> **Stated problem**
Output the material below unchanged, apart from leaving out the pictures.
◆ ◆ ◆ ◆ ◆
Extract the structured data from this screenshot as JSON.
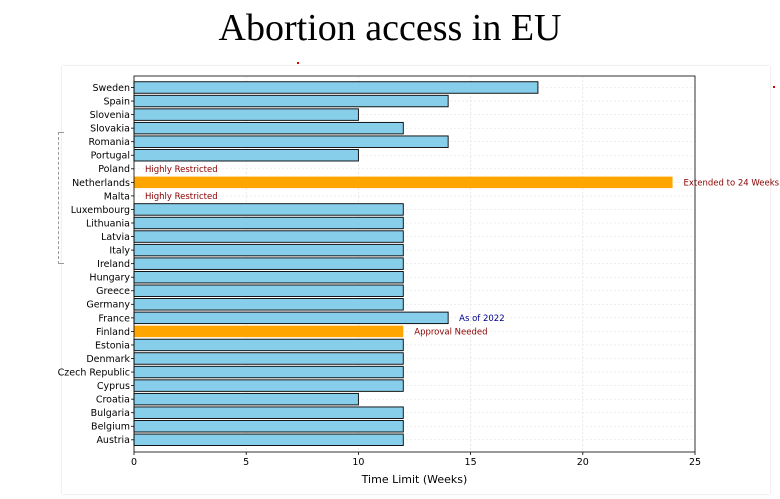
{
  "title": "Abortion access in EU",
  "chart_data": {
    "type": "bar",
    "orientation": "horizontal",
    "title": "",
    "xlabel": "Time Limit (Weeks)",
    "ylabel": "",
    "xlim": [
      0,
      25
    ],
    "xticks": [
      0,
      5,
      10,
      15,
      20,
      25
    ],
    "grid": true,
    "colors": {
      "default": "#87ceeb",
      "highlight": "#ffa500",
      "edge": "#000000"
    },
    "categories": [
      "Sweden",
      "Spain",
      "Slovenia",
      "Slovakia",
      "Romania",
      "Portugal",
      "Poland",
      "Netherlands",
      "Malta",
      "Luxembourg",
      "Lithuania",
      "Latvia",
      "Italy",
      "Ireland",
      "Hungary",
      "Greece",
      "Germany",
      "France",
      "Finland",
      "Estonia",
      "Denmark",
      "Czech Republic",
      "Cyprus",
      "Croatia",
      "Bulgaria",
      "Belgium",
      "Austria"
    ],
    "values": [
      18,
      14,
      10,
      12,
      14,
      10,
      0,
      24,
      0,
      12,
      12,
      12,
      12,
      12,
      12,
      12,
      12,
      14,
      12,
      12,
      12,
      12,
      12,
      10,
      12,
      12,
      12
    ],
    "highlighted": [
      "Netherlands",
      "Finland"
    ],
    "annotations": [
      {
        "category": "Poland",
        "text": "Highly Restricted",
        "color": "#8b0000"
      },
      {
        "category": "Netherlands",
        "text": "Extended to 24 Weeks",
        "color": "#8b0000"
      },
      {
        "category": "Malta",
        "text": "Highly Restricted",
        "color": "#8b0000"
      },
      {
        "category": "France",
        "text": "As of 2022",
        "color": "#00008b"
      },
      {
        "category": "Finland",
        "text": "Approval Needed",
        "color": "#8b0000"
      }
    ]
  }
}
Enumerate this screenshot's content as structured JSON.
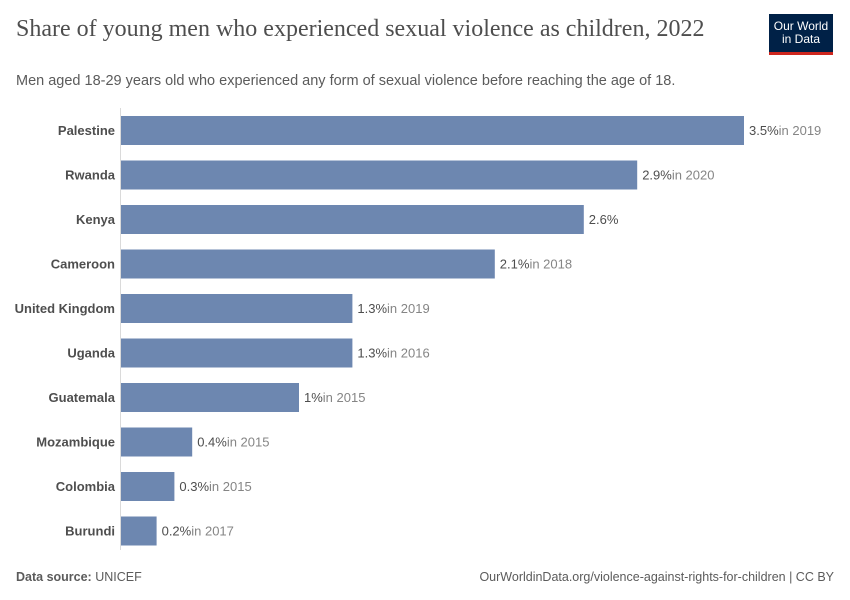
{
  "title": "Share of young men who experienced sexual violence as children, 2022",
  "subtitle": "Men aged 18-29 years old who experienced any form of sexual violence before reaching the age of 18.",
  "logo": {
    "line1": "Our World",
    "line2": "in Data"
  },
  "footer": {
    "source_label": "Data source:",
    "source": "UNICEF",
    "url": "OurWorldinData.org/violence-against-rights-for-children | CC BY"
  },
  "colors": {
    "bar": "#6d87b0",
    "label": "#4e4e4e",
    "year": "#858585"
  },
  "chart_data": {
    "type": "bar",
    "orientation": "horizontal",
    "title": "Share of young men who experienced sexual violence as children, 2022",
    "xlim": [
      0,
      3.5
    ],
    "unit": "%",
    "categories": [
      "Palestine",
      "Rwanda",
      "Kenya",
      "Cameroon",
      "United Kingdom",
      "Uganda",
      "Guatemala",
      "Mozambique",
      "Colombia",
      "Burundi"
    ],
    "values": [
      3.5,
      2.9,
      2.6,
      2.1,
      1.3,
      1.3,
      1,
      0.4,
      0.3,
      0.2
    ],
    "value_labels": [
      "3.5%",
      "2.9%",
      "2.6%",
      "2.1%",
      "1.3%",
      "1.3%",
      "1%",
      "0.4%",
      "0.3%",
      "0.2%"
    ],
    "year_notes": [
      "in 2019",
      "in 2020",
      "",
      "in 2018",
      "in 2019",
      "in 2016",
      "in 2015",
      "in 2015",
      "in 2015",
      "in 2017"
    ]
  }
}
◆ ◆ ◆ ◆ ◆
> **Exercise output**
Extract the structured data from this screenshot as JSON.
{
  "title": "Abortion access in EU",
  "chart_data": {
    "type": "bar",
    "orientation": "horizontal",
    "title": "",
    "xlabel": "Time Limit (Weeks)",
    "ylabel": "",
    "xlim": [
      0,
      25
    ],
    "xticks": [
      0,
      5,
      10,
      15,
      20,
      25
    ],
    "grid": true,
    "colors": {
      "default": "#87ceeb",
      "highlight": "#ffa500",
      "edge": "#000000"
    },
    "categories": [
      "Sweden",
      "Spain",
      "Slovenia",
      "Slovakia",
      "Romania",
      "Portugal",
      "Poland",
      "Netherlands",
      "Malta",
      "Luxembourg",
      "Lithuania",
      "Latvia",
      "Italy",
      "Ireland",
      "Hungary",
      "Greece",
      "Germany",
      "France",
      "Finland",
      "Estonia",
      "Denmark",
      "Czech Republic",
      "Cyprus",
      "Croatia",
      "Bulgaria",
      "Belgium",
      "Austria"
    ],
    "values": [
      18,
      14,
      10,
      12,
      14,
      10,
      0,
      24,
      0,
      12,
      12,
      12,
      12,
      12,
      12,
      12,
      12,
      14,
      12,
      12,
      12,
      12,
      12,
      10,
      12,
      12,
      12
    ],
    "highlighted": [
      "Netherlands",
      "Finland"
    ],
    "annotations": [
      {
        "category": "Poland",
        "text": "Highly Restricted",
        "color": "#8b0000"
      },
      {
        "category": "Netherlands",
        "text": "Extended to 24 Weeks",
        "color": "#8b0000"
      },
      {
        "category": "Malta",
        "text": "Highly Restricted",
        "color": "#8b0000"
      },
      {
        "category": "France",
        "text": "As of 2022",
        "color": "#00008b"
      },
      {
        "category": "Finland",
        "text": "Approval Needed",
        "color": "#8b0000"
      }
    ]
  }
}
Enumerate this screenshot's content as structured JSON.
{
  "title": "Share of young men who experienced sexual violence as children, 2022",
  "subtitle": "Men aged 18-29 years old who experienced any form of sexual violence before reaching the age of 18.",
  "logo": {
    "line1": "Our World",
    "line2": "in Data"
  },
  "footer": {
    "source_label": "Data source:",
    "source": "UNICEF",
    "url": "OurWorldinData.org/violence-against-rights-for-children | CC BY"
  },
  "colors": {
    "bar": "#6d87b0",
    "label": "#4e4e4e",
    "year": "#858585"
  },
  "chart_data": {
    "type": "bar",
    "orientation": "horizontal",
    "title": "Share of young men who experienced sexual violence as children, 2022",
    "xlim": [
      0,
      3.5
    ],
    "unit": "%",
    "categories": [
      "Palestine",
      "Rwanda",
      "Kenya",
      "Cameroon",
      "United Kingdom",
      "Uganda",
      "Guatemala",
      "Mozambique",
      "Colombia",
      "Burundi"
    ],
    "values": [
      3.5,
      2.9,
      2.6,
      2.1,
      1.3,
      1.3,
      1,
      0.4,
      0.3,
      0.2
    ],
    "value_labels": [
      "3.5%",
      "2.9%",
      "2.6%",
      "2.1%",
      "1.3%",
      "1.3%",
      "1%",
      "0.4%",
      "0.3%",
      "0.2%"
    ],
    "year_notes": [
      "in 2019",
      "in 2020",
      "",
      "in 2018",
      "in 2019",
      "in 2016",
      "in 2015",
      "in 2015",
      "in 2015",
      "in 2017"
    ]
  }
}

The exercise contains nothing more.